Aufgaben:
1/ Wo am Körper des Kaninchens treten die haarlosen, verschorften Stellen laut dem Text über Pilzbefall häufig auf?
2/ Führen Sie den Text über Pilzbefall bei Kaninchen im gleichen Stil weiter.

Pilzbefall
Anzeichen:
Anzeichen für Pilzbefall sind haarlose, verschorfte Stellen am Körper des Kaninchens - häufig rund um Nase, Mund und Ohren. Bei stärkerem Befall breiten sich die Stellen an Rumpf und Bauch aus.
Auslöser:
Ein unsauberes - zu selten gereinigtes - Kaninchenheim begünstigt die Bildung von Pilzen. Aber auch eine Schwächung des Immunsystems bedingt durch Stress, schlechte Ernährung oder andere Krankheiten, ermöglicht eine Ansiedlung von Pilzen.
Behandlung:
Pilzbefall sollte von einem Tierarzt untersucht und behandelt werden. Zum einen könnte es sich auch um einen Parasitenbefall handeln und zum anderen, weil verschiedene Hautpilze auch auf Meschen übertragen werden können.

Bereitgestellte Daten:
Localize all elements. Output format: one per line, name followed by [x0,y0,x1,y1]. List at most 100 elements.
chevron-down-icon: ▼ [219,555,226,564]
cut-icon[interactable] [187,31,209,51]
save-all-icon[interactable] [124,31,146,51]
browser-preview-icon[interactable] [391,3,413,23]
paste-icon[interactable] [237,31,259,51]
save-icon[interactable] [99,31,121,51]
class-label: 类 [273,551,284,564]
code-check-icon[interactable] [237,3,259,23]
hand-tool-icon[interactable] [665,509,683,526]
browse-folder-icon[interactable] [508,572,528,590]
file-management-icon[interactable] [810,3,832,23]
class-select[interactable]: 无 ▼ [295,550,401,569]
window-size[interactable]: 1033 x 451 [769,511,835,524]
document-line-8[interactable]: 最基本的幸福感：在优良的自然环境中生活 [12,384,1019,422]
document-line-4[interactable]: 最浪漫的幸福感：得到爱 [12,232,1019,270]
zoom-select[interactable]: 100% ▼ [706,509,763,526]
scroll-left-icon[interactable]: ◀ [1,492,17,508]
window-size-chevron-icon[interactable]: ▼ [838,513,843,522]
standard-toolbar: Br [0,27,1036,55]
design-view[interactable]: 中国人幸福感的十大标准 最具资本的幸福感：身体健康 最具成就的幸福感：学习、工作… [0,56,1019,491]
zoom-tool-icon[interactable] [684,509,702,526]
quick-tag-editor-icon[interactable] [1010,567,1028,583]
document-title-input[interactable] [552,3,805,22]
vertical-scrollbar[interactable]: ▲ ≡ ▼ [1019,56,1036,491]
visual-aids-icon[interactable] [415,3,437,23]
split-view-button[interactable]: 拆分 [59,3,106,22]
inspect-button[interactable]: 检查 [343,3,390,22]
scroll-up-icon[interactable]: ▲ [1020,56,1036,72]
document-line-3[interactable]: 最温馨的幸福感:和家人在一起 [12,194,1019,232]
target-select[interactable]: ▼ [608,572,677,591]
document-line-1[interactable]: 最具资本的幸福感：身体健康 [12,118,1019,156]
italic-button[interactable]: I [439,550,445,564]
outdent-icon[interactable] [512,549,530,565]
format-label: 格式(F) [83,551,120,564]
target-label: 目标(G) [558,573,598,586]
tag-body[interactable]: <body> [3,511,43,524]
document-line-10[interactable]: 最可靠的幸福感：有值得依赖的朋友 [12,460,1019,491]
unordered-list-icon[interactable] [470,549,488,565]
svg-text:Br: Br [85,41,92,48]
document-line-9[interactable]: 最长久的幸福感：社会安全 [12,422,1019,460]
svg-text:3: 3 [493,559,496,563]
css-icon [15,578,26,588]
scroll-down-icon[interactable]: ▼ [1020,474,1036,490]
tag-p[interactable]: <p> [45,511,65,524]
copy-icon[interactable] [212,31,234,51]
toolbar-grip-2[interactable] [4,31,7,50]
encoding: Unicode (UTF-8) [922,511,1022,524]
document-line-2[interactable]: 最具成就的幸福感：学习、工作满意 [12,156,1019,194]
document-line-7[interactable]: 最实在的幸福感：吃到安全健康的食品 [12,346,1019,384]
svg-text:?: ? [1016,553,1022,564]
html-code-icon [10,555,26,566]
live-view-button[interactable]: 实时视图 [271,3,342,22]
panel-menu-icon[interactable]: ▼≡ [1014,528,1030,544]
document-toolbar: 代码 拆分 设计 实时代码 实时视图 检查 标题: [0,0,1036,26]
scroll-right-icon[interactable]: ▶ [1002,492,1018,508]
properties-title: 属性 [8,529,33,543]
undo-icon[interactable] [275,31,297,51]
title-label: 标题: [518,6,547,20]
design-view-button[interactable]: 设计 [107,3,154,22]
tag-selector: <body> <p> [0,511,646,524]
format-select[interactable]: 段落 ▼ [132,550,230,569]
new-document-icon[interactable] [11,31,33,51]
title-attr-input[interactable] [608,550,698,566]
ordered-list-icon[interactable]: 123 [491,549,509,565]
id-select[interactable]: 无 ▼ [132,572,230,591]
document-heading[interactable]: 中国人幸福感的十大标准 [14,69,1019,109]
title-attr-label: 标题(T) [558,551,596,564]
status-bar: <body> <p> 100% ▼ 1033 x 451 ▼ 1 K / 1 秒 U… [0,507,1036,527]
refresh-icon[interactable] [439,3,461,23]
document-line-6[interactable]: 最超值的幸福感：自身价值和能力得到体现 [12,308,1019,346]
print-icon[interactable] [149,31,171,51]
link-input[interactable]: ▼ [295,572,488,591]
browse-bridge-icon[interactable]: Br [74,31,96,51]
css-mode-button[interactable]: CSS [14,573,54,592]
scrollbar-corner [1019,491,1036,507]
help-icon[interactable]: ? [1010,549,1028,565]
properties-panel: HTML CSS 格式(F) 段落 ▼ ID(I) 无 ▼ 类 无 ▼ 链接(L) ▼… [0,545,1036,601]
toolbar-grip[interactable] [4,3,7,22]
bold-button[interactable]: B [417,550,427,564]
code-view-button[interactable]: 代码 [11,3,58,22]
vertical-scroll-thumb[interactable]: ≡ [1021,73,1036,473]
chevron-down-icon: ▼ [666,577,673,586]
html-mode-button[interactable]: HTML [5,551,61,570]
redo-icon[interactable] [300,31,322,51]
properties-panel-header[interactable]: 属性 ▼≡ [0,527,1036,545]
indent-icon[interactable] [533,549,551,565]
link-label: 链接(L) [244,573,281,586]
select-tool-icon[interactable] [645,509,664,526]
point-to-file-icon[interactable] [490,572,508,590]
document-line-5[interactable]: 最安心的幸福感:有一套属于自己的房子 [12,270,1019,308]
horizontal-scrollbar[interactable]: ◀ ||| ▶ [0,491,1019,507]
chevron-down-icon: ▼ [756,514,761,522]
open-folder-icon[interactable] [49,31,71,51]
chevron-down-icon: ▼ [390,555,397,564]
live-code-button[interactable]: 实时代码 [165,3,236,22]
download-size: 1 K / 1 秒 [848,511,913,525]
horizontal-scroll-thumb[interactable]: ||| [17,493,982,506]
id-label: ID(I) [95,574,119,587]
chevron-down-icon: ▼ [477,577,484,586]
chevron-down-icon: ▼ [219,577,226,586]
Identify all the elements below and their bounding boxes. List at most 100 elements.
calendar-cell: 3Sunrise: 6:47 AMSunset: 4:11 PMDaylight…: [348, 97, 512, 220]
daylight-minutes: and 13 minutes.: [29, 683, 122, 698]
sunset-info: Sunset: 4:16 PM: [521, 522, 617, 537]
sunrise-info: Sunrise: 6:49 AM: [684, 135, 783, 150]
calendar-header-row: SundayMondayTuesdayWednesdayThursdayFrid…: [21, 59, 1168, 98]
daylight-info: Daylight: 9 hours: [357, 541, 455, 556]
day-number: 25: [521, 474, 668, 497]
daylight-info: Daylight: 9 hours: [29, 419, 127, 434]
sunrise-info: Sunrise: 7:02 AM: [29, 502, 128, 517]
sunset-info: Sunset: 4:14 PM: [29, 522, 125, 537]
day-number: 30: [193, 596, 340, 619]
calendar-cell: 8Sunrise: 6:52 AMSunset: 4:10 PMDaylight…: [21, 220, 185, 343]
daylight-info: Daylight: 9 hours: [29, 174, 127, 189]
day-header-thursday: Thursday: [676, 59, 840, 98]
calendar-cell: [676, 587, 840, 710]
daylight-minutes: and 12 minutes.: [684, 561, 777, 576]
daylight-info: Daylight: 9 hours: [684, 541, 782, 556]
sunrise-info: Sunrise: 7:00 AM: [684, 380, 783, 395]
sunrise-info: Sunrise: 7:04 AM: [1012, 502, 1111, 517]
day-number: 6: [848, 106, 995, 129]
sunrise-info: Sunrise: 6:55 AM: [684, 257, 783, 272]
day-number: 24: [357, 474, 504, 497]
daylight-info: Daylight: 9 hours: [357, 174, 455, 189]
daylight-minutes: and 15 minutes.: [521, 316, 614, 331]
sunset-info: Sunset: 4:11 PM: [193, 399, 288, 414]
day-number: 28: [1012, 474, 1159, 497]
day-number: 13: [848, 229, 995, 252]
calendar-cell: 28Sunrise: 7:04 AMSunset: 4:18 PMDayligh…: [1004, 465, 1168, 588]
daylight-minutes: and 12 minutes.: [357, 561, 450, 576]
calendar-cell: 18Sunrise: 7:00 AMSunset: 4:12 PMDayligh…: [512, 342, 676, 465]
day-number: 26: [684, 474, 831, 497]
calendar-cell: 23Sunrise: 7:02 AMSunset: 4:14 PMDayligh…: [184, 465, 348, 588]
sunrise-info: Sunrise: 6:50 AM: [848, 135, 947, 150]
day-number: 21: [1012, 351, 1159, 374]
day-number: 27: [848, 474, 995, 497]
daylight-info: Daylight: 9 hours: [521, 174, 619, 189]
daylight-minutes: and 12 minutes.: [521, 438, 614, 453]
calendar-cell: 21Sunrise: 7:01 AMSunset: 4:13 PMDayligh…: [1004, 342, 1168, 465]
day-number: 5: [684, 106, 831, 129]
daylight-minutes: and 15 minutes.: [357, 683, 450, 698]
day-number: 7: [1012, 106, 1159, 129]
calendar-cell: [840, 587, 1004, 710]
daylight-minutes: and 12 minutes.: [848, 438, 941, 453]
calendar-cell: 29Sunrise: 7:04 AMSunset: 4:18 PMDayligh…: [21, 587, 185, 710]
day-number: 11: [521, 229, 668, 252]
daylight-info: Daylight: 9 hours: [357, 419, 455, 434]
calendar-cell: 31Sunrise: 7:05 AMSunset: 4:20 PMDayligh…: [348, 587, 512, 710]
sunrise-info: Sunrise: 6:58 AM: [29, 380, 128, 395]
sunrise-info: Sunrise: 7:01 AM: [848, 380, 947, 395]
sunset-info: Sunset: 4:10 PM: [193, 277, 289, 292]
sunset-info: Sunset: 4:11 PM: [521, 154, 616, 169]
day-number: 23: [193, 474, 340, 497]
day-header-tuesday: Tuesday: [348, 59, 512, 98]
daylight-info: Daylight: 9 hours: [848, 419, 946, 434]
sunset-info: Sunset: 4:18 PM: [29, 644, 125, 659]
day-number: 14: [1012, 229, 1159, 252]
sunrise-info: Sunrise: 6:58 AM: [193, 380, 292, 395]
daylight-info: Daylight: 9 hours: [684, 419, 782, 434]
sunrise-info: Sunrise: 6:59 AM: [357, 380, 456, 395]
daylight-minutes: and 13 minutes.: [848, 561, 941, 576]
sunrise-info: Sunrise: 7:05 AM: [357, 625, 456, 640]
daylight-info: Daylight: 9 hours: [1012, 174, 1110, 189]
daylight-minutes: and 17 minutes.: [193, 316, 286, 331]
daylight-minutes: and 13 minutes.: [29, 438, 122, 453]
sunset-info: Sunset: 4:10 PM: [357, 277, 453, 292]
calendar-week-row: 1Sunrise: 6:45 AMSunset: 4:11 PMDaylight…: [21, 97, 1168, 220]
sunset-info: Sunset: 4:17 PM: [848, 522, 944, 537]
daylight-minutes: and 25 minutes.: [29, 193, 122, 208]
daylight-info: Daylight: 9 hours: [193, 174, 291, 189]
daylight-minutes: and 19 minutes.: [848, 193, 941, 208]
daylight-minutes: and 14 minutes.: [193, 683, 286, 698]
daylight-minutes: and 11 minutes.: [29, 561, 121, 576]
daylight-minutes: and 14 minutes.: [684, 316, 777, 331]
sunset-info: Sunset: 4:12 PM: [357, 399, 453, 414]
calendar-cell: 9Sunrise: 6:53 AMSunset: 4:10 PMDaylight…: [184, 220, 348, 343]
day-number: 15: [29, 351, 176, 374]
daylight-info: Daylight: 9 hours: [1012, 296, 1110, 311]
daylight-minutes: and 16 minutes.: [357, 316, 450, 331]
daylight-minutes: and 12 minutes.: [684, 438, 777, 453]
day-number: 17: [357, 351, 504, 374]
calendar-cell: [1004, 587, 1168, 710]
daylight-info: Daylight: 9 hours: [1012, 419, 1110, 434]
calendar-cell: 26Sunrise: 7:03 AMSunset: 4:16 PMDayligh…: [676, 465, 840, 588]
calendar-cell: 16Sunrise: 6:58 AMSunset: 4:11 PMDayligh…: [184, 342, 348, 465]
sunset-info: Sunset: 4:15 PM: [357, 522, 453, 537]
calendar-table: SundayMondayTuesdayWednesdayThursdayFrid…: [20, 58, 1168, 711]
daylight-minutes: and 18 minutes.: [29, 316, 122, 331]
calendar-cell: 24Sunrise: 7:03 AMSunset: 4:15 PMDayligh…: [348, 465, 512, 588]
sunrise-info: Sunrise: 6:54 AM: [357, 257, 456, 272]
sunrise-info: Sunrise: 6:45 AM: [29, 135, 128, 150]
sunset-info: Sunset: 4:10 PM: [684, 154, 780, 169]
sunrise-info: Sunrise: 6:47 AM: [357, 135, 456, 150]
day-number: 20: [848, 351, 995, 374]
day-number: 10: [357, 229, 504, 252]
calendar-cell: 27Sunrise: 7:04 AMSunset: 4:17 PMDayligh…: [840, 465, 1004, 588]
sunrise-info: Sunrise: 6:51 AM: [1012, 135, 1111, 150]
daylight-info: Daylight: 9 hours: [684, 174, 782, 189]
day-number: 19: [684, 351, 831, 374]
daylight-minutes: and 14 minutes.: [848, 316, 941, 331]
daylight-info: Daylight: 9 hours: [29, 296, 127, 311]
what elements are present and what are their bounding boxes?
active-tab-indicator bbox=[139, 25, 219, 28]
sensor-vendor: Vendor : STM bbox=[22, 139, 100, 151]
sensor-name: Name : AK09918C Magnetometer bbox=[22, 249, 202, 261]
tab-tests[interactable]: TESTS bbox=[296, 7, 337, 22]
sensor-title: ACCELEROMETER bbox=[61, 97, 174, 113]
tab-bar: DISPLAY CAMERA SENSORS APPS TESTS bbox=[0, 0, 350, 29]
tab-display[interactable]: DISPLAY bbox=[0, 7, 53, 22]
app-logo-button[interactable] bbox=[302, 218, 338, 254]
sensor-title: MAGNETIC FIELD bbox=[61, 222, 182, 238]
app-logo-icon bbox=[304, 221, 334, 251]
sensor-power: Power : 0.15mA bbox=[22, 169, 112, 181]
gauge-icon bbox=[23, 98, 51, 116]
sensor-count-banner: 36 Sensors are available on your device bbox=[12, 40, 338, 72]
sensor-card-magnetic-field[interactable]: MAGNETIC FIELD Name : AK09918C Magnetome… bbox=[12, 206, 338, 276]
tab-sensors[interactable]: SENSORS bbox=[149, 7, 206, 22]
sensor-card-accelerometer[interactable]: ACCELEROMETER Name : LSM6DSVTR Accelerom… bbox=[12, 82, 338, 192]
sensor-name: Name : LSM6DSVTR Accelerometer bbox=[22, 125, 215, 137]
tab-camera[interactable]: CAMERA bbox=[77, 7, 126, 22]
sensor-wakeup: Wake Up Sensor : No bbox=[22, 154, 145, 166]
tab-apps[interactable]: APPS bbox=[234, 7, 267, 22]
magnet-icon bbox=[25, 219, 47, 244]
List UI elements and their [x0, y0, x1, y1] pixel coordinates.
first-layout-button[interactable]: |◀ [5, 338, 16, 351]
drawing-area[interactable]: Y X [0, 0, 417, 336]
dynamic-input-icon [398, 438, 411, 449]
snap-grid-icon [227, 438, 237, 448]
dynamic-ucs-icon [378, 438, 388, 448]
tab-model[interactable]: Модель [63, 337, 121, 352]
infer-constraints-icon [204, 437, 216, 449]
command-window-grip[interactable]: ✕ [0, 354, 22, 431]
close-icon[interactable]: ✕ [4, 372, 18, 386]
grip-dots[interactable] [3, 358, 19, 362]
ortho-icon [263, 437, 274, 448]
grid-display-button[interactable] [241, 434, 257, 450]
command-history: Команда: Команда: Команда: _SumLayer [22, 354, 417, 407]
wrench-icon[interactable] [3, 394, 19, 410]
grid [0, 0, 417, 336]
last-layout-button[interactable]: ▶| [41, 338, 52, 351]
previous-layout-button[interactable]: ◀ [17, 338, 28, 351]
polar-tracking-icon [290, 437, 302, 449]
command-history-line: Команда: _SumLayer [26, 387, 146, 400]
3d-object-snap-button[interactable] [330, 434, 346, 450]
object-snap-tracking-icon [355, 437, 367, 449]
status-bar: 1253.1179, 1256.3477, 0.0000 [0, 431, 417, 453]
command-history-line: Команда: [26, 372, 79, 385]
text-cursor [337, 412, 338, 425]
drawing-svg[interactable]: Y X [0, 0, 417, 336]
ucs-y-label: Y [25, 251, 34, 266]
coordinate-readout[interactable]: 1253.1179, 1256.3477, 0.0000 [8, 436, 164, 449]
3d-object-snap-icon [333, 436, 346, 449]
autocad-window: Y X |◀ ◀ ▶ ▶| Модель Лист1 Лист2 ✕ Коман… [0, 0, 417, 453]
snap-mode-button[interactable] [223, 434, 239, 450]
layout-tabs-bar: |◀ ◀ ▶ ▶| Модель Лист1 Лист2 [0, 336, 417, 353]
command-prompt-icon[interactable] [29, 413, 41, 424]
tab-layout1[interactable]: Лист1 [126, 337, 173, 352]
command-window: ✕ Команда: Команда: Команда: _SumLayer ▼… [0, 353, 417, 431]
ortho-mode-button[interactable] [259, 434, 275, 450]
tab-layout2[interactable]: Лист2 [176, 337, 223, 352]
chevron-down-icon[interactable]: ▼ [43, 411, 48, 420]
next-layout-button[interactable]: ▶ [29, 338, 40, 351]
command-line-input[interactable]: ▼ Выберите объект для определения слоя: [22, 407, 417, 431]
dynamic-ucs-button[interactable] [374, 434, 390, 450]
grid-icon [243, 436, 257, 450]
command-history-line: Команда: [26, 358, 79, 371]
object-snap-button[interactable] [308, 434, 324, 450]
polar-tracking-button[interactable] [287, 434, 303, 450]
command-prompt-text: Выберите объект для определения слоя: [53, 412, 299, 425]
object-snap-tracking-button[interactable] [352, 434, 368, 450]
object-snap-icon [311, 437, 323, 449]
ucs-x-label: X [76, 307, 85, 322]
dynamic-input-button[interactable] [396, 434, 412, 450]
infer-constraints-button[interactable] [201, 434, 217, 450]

Lösungen:
1/ Häufig rund um Nase, Mund und Ohren.

2/
Auf Menschen übertragene Hautpilze zeichnen sich durch rötliche, schuppige und juckende Flecken aus. Die Flecken wachsen nach außen - während das Innere abheilt. Bei einer Nichtbehandlung breiten sich die Flecken aus.
Vermeidung:
Pilzbefall kann durch ein sauberes (nicht steriles) Kaninchenheim reduziert werden. Gesunde und gut ernährte Kaninchen werden seltener von Pilzen befallen.